── EXTRACTED INFORMATION ──
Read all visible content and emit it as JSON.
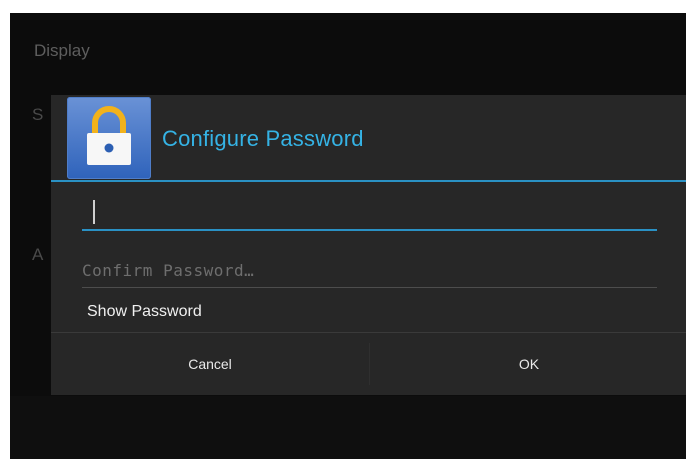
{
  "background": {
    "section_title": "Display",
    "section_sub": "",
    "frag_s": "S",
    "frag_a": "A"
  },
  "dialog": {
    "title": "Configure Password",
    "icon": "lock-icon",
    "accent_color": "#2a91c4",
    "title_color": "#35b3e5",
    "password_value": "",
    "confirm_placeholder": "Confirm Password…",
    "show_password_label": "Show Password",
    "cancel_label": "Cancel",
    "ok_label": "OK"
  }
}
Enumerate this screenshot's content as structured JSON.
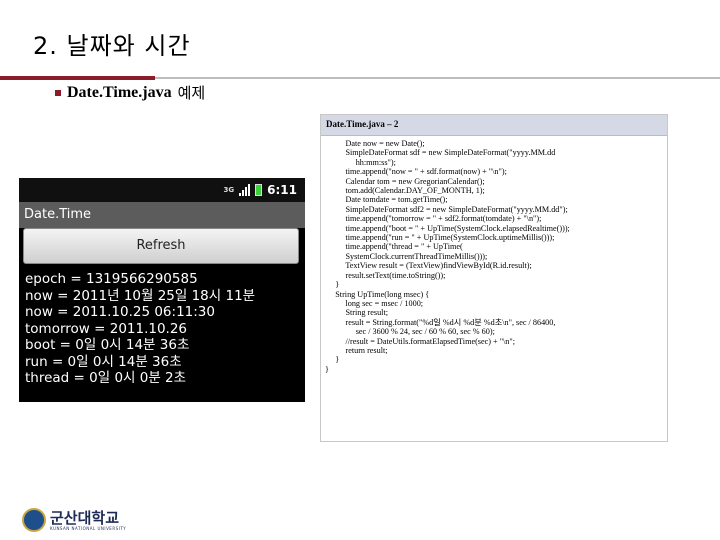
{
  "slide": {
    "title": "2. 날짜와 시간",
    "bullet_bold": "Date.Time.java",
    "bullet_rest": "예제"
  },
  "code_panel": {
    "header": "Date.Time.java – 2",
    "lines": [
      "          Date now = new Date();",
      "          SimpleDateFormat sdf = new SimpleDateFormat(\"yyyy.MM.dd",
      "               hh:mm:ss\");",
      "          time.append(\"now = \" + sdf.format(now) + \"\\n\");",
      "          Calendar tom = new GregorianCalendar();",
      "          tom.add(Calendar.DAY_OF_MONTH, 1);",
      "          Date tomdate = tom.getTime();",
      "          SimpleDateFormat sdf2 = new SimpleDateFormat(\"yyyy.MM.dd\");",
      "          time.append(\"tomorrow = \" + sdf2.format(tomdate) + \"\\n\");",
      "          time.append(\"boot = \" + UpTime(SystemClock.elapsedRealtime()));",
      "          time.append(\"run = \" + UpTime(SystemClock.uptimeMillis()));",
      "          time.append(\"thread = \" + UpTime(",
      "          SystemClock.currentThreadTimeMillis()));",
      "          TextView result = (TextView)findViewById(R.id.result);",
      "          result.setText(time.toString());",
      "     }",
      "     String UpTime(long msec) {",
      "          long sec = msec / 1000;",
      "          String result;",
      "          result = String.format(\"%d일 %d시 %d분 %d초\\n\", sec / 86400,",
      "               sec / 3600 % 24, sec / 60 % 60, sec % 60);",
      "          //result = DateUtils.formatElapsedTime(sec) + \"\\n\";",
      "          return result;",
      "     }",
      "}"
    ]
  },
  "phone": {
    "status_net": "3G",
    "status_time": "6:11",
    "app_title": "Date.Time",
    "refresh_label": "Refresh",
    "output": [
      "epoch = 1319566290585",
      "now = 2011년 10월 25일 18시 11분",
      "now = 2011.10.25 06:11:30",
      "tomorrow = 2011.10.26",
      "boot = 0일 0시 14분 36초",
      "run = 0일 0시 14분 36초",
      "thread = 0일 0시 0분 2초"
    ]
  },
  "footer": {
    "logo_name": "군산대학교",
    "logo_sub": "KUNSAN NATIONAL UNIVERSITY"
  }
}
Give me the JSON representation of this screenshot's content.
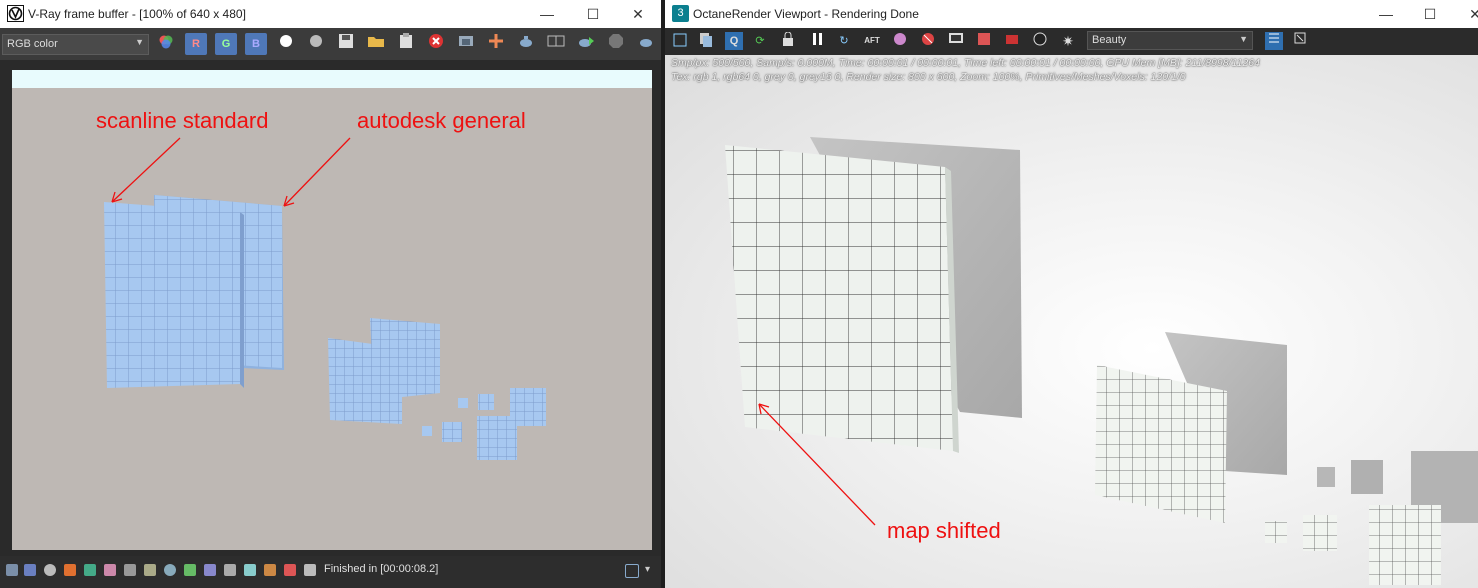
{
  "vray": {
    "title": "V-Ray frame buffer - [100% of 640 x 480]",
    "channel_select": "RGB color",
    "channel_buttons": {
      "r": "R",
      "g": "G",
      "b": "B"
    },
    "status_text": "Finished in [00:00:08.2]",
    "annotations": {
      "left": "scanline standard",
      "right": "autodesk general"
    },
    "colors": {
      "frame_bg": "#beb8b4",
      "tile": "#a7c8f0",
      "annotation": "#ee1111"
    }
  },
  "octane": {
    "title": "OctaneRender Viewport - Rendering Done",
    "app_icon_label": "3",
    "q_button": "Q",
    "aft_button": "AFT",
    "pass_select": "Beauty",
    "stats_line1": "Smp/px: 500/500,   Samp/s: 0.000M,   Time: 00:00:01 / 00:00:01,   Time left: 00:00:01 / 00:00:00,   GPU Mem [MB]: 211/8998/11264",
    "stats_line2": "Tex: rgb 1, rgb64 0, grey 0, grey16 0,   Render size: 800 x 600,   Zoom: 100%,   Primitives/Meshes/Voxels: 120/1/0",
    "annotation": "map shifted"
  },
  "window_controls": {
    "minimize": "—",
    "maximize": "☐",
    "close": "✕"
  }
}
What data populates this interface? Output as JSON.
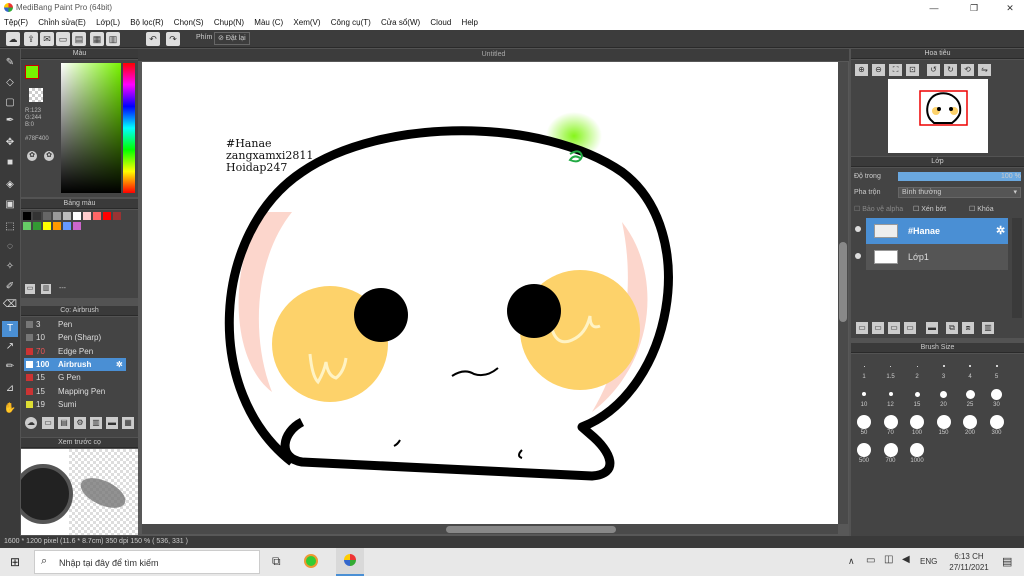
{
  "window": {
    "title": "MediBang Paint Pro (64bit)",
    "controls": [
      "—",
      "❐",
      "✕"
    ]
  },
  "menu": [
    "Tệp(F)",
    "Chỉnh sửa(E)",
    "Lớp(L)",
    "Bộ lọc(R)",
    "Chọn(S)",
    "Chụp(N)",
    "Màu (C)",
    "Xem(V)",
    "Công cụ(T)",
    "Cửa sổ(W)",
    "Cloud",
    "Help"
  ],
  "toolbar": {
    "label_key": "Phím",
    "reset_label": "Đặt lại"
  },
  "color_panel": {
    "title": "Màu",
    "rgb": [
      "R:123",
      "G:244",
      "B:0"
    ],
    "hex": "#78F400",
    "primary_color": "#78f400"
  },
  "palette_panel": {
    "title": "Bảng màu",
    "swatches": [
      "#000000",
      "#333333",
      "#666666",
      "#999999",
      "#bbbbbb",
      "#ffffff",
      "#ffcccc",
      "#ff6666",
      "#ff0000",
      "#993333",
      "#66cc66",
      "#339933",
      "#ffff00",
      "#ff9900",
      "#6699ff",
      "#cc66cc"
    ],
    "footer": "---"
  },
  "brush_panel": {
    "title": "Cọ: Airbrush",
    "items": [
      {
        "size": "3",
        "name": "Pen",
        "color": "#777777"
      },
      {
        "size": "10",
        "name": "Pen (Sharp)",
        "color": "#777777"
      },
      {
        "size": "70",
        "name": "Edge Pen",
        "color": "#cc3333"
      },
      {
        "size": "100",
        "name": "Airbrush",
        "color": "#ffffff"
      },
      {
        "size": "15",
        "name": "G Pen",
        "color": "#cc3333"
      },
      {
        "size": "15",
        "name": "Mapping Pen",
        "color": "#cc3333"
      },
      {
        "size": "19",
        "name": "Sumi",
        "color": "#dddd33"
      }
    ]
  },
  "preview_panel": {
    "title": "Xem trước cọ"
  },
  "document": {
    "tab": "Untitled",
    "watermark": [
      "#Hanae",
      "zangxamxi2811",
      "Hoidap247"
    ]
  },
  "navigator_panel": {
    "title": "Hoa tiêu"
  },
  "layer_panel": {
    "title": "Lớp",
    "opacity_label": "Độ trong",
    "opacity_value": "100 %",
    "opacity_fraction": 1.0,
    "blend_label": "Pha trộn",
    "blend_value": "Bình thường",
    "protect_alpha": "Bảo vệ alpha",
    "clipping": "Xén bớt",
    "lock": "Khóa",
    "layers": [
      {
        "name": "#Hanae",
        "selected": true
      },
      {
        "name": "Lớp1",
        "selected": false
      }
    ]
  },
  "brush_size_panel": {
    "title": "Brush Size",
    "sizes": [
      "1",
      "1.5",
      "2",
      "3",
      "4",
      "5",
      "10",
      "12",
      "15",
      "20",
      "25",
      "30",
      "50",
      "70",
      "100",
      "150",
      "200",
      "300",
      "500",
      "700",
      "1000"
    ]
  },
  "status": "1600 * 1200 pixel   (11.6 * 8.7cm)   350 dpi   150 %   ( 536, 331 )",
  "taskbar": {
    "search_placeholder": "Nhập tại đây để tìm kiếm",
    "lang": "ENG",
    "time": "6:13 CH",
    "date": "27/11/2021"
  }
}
───
> **SET TASK**
Strip out the pictures and quote the remaining data word for word.

> **ANSWER TO THE TASK**
Read all visible content and emit it as JSON.
{
  "background": {
    "section_title": "Display",
    "section_sub": "",
    "frag_s": "S",
    "frag_a": "A"
  },
  "dialog": {
    "title": "Configure Password",
    "icon": "lock-icon",
    "accent_color": "#2a91c4",
    "title_color": "#35b3e5",
    "password_value": "",
    "confirm_placeholder": "Confirm Password…",
    "show_password_label": "Show Password",
    "cancel_label": "Cancel",
    "ok_label": "OK"
  }
}
Enumerate this screenshot's content as structured JSON.
{
  "slide": {
    "title": "2. 날짜와 시간",
    "bullet_bold": "Date.Time.java",
    "bullet_rest": "예제"
  },
  "code_panel": {
    "header": "Date.Time.java – 2",
    "lines": [
      "          Date now = new Date();",
      "          SimpleDateFormat sdf = new SimpleDateFormat(\"yyyy.MM.dd",
      "               hh:mm:ss\");",
      "          time.append(\"now = \" + sdf.format(now) + \"\\n\");",
      "          Calendar tom = new GregorianCalendar();",
      "          tom.add(Calendar.DAY_OF_MONTH, 1);",
      "          Date tomdate = tom.getTime();",
      "          SimpleDateFormat sdf2 = new SimpleDateFormat(\"yyyy.MM.dd\");",
      "          time.append(\"tomorrow = \" + sdf2.format(tomdate) + \"\\n\");",
      "          time.append(\"boot = \" + UpTime(SystemClock.elapsedRealtime()));",
      "          time.append(\"run = \" + UpTime(SystemClock.uptimeMillis()));",
      "          time.append(\"thread = \" + UpTime(",
      "          SystemClock.currentThreadTimeMillis()));",
      "          TextView result = (TextView)findViewById(R.id.result);",
      "          result.setText(time.toString());",
      "     }",
      "     String UpTime(long msec) {",
      "          long sec = msec / 1000;",
      "          String result;",
      "          result = String.format(\"%d일 %d시 %d분 %d초\\n\", sec / 86400,",
      "               sec / 3600 % 24, sec / 60 % 60, sec % 60);",
      "          //result = DateUtils.formatElapsedTime(sec) + \"\\n\";",
      "          return result;",
      "     }",
      "}"
    ]
  },
  "phone": {
    "status_net": "3G",
    "status_time": "6:11",
    "app_title": "Date.Time",
    "refresh_label": "Refresh",
    "output": [
      "epoch = 1319566290585",
      "now = 2011년 10월 25일 18시 11분",
      "now = 2011.10.25 06:11:30",
      "tomorrow = 2011.10.26",
      "boot = 0일 0시 14분 36초",
      "run = 0일 0시 14분 36초",
      "thread = 0일 0시 0분 2초"
    ]
  },
  "footer": {
    "logo_name": "군산대학교",
    "logo_sub": "KUNSAN NATIONAL UNIVERSITY"
  }
}
Give me the JSON representation of this screenshot's content.
{
  "vray": {
    "title": "V-Ray frame buffer - [100% of 640 x 480]",
    "channel_select": "RGB color",
    "channel_buttons": {
      "r": "R",
      "g": "G",
      "b": "B"
    },
    "status_text": "Finished in [00:00:08.2]",
    "annotations": {
      "left": "scanline standard",
      "right": "autodesk general"
    },
    "colors": {
      "frame_bg": "#beb8b4",
      "tile": "#a7c8f0",
      "annotation": "#ee1111"
    }
  },
  "octane": {
    "title": "OctaneRender Viewport - Rendering Done",
    "app_icon_label": "3",
    "q_button": "Q",
    "aft_button": "AFT",
    "pass_select": "Beauty",
    "stats_line1": "Smp/px: 500/500,   Samp/s: 0.000M,   Time: 00:00:01 / 00:00:01,   Time left: 00:00:01 / 00:00:00,   GPU Mem [MB]: 211/8998/11264",
    "stats_line2": "Tex: rgb 1, rgb64 0, grey 0, grey16 0,   Render size: 800 x 600,   Zoom: 100%,   Primitives/Meshes/Voxels: 120/1/0",
    "annotation": "map shifted"
  },
  "window_controls": {
    "minimize": "—",
    "maximize": "☐",
    "close": "✕"
  }
}
What data populates this interface? Output as JSON.
{
  "window": {
    "title": "MediBang Paint Pro (64bit)",
    "controls": [
      "—",
      "❐",
      "✕"
    ]
  },
  "menu": [
    "Tệp(F)",
    "Chỉnh sửa(E)",
    "Lớp(L)",
    "Bộ lọc(R)",
    "Chọn(S)",
    "Chụp(N)",
    "Màu (C)",
    "Xem(V)",
    "Công cụ(T)",
    "Cửa sổ(W)",
    "Cloud",
    "Help"
  ],
  "toolbar": {
    "label_key": "Phím",
    "reset_label": "Đặt lại"
  },
  "color_panel": {
    "title": "Màu",
    "rgb": [
      "R:123",
      "G:244",
      "B:0"
    ],
    "hex": "#78F400",
    "primary_color": "#78f400"
  },
  "palette_panel": {
    "title": "Bảng màu",
    "swatches": [
      "#000000",
      "#333333",
      "#666666",
      "#999999",
      "#bbbbbb",
      "#ffffff",
      "#ffcccc",
      "#ff6666",
      "#ff0000",
      "#993333",
      "#66cc66",
      "#339933",
      "#ffff00",
      "#ff9900",
      "#6699ff",
      "#cc66cc"
    ],
    "footer": "---"
  },
  "brush_panel": {
    "title": "Cọ: Airbrush",
    "items": [
      {
        "size": "3",
        "name": "Pen",
        "color": "#777777"
      },
      {
        "size": "10",
        "name": "Pen (Sharp)",
        "color": "#777777"
      },
      {
        "size": "70",
        "name": "Edge Pen",
        "color": "#cc3333"
      },
      {
        "size": "100",
        "name": "Airbrush",
        "color": "#ffffff"
      },
      {
        "size": "15",
        "name": "G Pen",
        "color": "#cc3333"
      },
      {
        "size": "15",
        "name": "Mapping Pen",
        "color": "#cc3333"
      },
      {
        "size": "19",
        "name": "Sumi",
        "color": "#dddd33"
      }
    ]
  },
  "preview_panel": {
    "title": "Xem trước cọ"
  },
  "document": {
    "tab": "Untitled",
    "watermark": [
      "#Hanae",
      "zangxamxi2811",
      "Hoidap247"
    ]
  },
  "navigator_panel": {
    "title": "Hoa tiêu"
  },
  "layer_panel": {
    "title": "Lớp",
    "opacity_label": "Độ trong",
    "opacity_value": "100 %",
    "opacity_fraction": 1.0,
    "blend_label": "Pha trộn",
    "blend_value": "Bình thường",
    "protect_alpha": "Bảo vệ alpha",
    "clipping": "Xén bớt",
    "lock": "Khóa",
    "layers": [
      {
        "name": "#Hanae",
        "selected": true
      },
      {
        "name": "Lớp1",
        "selected": false
      }
    ]
  },
  "brush_size_panel": {
    "title": "Brush Size",
    "sizes": [
      "1",
      "1.5",
      "2",
      "3",
      "4",
      "5",
      "10",
      "12",
      "15",
      "20",
      "25",
      "30",
      "50",
      "70",
      "100",
      "150",
      "200",
      "300",
      "500",
      "700",
      "1000"
    ]
  },
  "status": "1600 * 1200 pixel   (11.6 * 8.7cm)   350 dpi   150 %   ( 536, 331 )",
  "taskbar": {
    "search_placeholder": "Nhập tại đây để tìm kiếm",
    "lang": "ENG",
    "time": "6:13 CH",
    "date": "27/11/2021"
  }
}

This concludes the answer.